>> Start

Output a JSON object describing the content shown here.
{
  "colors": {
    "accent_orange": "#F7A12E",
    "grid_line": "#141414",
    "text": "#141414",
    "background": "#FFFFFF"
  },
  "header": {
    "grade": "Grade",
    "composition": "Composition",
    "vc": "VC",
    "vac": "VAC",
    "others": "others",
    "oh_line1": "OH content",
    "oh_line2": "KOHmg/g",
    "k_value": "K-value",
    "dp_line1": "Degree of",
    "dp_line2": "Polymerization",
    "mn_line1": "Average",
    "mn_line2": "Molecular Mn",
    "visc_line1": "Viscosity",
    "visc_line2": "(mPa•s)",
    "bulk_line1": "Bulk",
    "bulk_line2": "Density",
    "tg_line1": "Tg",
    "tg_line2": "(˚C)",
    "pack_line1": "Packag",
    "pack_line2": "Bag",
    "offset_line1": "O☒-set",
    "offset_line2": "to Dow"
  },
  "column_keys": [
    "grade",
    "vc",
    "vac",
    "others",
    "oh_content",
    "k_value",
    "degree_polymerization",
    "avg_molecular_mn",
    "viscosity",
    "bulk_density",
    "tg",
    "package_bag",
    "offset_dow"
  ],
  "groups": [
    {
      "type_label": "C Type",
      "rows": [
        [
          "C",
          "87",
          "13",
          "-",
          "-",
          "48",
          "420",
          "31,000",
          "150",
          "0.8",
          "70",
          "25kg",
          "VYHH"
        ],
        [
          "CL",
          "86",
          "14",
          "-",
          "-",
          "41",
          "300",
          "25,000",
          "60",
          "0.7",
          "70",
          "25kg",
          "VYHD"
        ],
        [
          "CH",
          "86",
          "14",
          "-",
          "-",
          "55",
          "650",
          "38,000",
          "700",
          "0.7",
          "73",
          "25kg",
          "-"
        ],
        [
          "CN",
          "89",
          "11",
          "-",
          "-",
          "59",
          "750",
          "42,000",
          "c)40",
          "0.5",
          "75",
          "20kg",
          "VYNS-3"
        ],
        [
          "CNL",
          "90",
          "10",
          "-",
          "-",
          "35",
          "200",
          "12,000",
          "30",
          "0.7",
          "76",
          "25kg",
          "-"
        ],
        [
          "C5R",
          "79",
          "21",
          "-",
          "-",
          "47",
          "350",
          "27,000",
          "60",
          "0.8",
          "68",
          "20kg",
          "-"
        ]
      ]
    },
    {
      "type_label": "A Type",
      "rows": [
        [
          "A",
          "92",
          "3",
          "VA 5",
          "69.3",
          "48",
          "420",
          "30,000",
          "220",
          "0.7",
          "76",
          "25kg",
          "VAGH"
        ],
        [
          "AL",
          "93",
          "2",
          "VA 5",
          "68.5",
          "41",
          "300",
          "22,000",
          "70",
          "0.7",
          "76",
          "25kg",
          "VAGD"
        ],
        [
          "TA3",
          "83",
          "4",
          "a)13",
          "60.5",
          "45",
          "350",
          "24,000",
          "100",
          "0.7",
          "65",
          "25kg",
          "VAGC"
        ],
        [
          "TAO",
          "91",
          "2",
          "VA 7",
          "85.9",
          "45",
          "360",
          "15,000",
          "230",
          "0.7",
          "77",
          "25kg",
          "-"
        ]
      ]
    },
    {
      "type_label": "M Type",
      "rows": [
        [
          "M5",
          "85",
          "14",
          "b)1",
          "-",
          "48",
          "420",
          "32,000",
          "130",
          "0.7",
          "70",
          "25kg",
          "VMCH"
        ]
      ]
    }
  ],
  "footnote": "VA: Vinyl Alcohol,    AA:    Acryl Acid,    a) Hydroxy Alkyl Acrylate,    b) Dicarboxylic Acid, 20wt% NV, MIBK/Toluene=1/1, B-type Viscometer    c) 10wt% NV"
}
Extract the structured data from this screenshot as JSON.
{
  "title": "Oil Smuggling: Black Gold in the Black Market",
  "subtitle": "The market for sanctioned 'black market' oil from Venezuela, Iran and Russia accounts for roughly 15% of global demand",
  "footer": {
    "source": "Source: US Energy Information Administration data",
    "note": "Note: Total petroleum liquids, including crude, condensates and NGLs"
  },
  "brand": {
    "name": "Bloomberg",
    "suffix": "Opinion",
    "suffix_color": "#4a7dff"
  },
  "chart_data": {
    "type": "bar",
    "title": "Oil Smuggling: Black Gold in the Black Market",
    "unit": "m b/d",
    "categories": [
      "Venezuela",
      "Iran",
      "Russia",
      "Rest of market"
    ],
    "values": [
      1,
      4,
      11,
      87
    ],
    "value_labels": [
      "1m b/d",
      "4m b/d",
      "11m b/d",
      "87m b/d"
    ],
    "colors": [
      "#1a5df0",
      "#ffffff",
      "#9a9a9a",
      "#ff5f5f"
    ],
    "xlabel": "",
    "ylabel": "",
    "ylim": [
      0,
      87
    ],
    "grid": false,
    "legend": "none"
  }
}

>> End

_Problem to solve:_ From the records above, extract everything verbatim.

_Solution to the problem:_
Output a JSON object describing the content shown here.
{
  "colors": {
    "accent_orange": "#F7A12E",
    "grid_line": "#141414",
    "text": "#141414",
    "background": "#FFFFFF"
  },
  "header": {
    "grade": "Grade",
    "composition": "Composition",
    "vc": "VC",
    "vac": "VAC",
    "others": "others",
    "oh_line1": "OH content",
    "oh_line2": "KOHmg/g",
    "k_value": "K-value",
    "dp_line1": "Degree of",
    "dp_line2": "Polymerization",
    "mn_line1": "Average",
    "mn_line2": "Molecular Mn",
    "visc_line1": "Viscosity",
    "visc_line2": "(mPa•s)",
    "bulk_line1": "Bulk",
    "bulk_line2": "Density",
    "tg_line1": "Tg",
    "tg_line2": "(˚C)",
    "pack_line1": "Packag",
    "pack_line2": "Bag",
    "offset_line1": "O☒-set",
    "offset_line2": "to Dow"
  },
  "column_keys": [
    "grade",
    "vc",
    "vac",
    "others",
    "oh_content",
    "k_value",
    "degree_polymerization",
    "avg_molecular_mn",
    "viscosity",
    "bulk_density",
    "tg",
    "package_bag",
    "offset_dow"
  ],
  "groups": [
    {
      "type_label": "C Type",
      "rows": [
        [
          "C",
          "87",
          "13",
          "-",
          "-",
          "48",
          "420",
          "31,000",
          "150",
          "0.8",
          "70",
          "25kg",
          "VYHH"
        ],
        [
          "CL",
          "86",
          "14",
          "-",
          "-",
          "41",
          "300",
          "25,000",
          "60",
          "0.7",
          "70",
          "25kg",
          "VYHD"
        ],
        [
          "CH",
          "86",
          "14",
          "-",
          "-",
          "55",
          "650",
          "38,000",
          "700",
          "0.7",
          "73",
          "25kg",
          "-"
        ],
        [
          "CN",
          "89",
          "11",
          "-",
          "-",
          "59",
          "750",
          "42,000",
          "c)40",
          "0.5",
          "75",
          "20kg",
          "VYNS-3"
        ],
        [
          "CNL",
          "90",
          "10",
          "-",
          "-",
          "35",
          "200",
          "12,000",
          "30",
          "0.7",
          "76",
          "25kg",
          "-"
        ],
        [
          "C5R",
          "79",
          "21",
          "-",
          "-",
          "47",
          "350",
          "27,000",
          "60",
          "0.8",
          "68",
          "20kg",
          "-"
        ]
      ]
    },
    {
      "type_label": "A Type",
      "rows": [
        [
          "A",
          "92",
          "3",
          "VA 5",
          "69.3",
          "48",
          "420",
          "30,000",
          "220",
          "0.7",
          "76",
          "25kg",
          "VAGH"
        ],
        [
          "AL",
          "93",
          "2",
          "VA 5",
          "68.5",
          "41",
          "300",
          "22,000",
          "70",
          "0.7",
          "76",
          "25kg",
          "VAGD"
        ],
        [
          "TA3",
          "83",
          "4",
          "a)13",
          "60.5",
          "45",
          "350",
          "24,000",
          "100",
          "0.7",
          "65",
          "25kg",
          "VAGC"
        ],
        [
          "TAO",
          "91",
          "2",
          "VA 7",
          "85.9",
          "45",
          "360",
          "15,000",
          "230",
          "0.7",
          "77",
          "25kg",
          "-"
        ]
      ]
    },
    {
      "type_label": "M Type",
      "rows": [
        [
          "M5",
          "85",
          "14",
          "b)1",
          "-",
          "48",
          "420",
          "32,000",
          "130",
          "0.7",
          "70",
          "25kg",
          "VMCH"
        ]
      ]
    }
  ],
  "footnote": "VA: Vinyl Alcohol,    AA:    Acryl Acid,    a) Hydroxy Alkyl Acrylate,    b) Dicarboxylic Acid, 20wt% NV, MIBK/Toluene=1/1, B-type Viscometer    c) 10wt% NV"
}
Extract the structured data from this screenshot as JSON.
{
  "title": "Oil Smuggling: Black Gold in the Black Market",
  "subtitle": "The market for sanctioned 'black market' oil from Venezuela, Iran and Russia accounts for roughly 15% of global demand",
  "footer": {
    "source": "Source: US Energy Information Administration data",
    "note": "Note: Total petroleum liquids, including crude, condensates and NGLs"
  },
  "brand": {
    "name": "Bloomberg",
    "suffix": "Opinion",
    "suffix_color": "#4a7dff"
  },
  "chart_data": {
    "type": "bar",
    "title": "Oil Smuggling: Black Gold in the Black Market",
    "unit": "m b/d",
    "categories": [
      "Venezuela",
      "Iran",
      "Russia",
      "Rest of market"
    ],
    "values": [
      1,
      4,
      11,
      87
    ],
    "value_labels": [
      "1m b/d",
      "4m b/d",
      "11m b/d",
      "87m b/d"
    ],
    "colors": [
      "#1a5df0",
      "#ffffff",
      "#9a9a9a",
      "#ff5f5f"
    ],
    "xlabel": "",
    "ylabel": "",
    "ylim": [
      0,
      87
    ],
    "grid": false,
    "legend": "none"
  }
}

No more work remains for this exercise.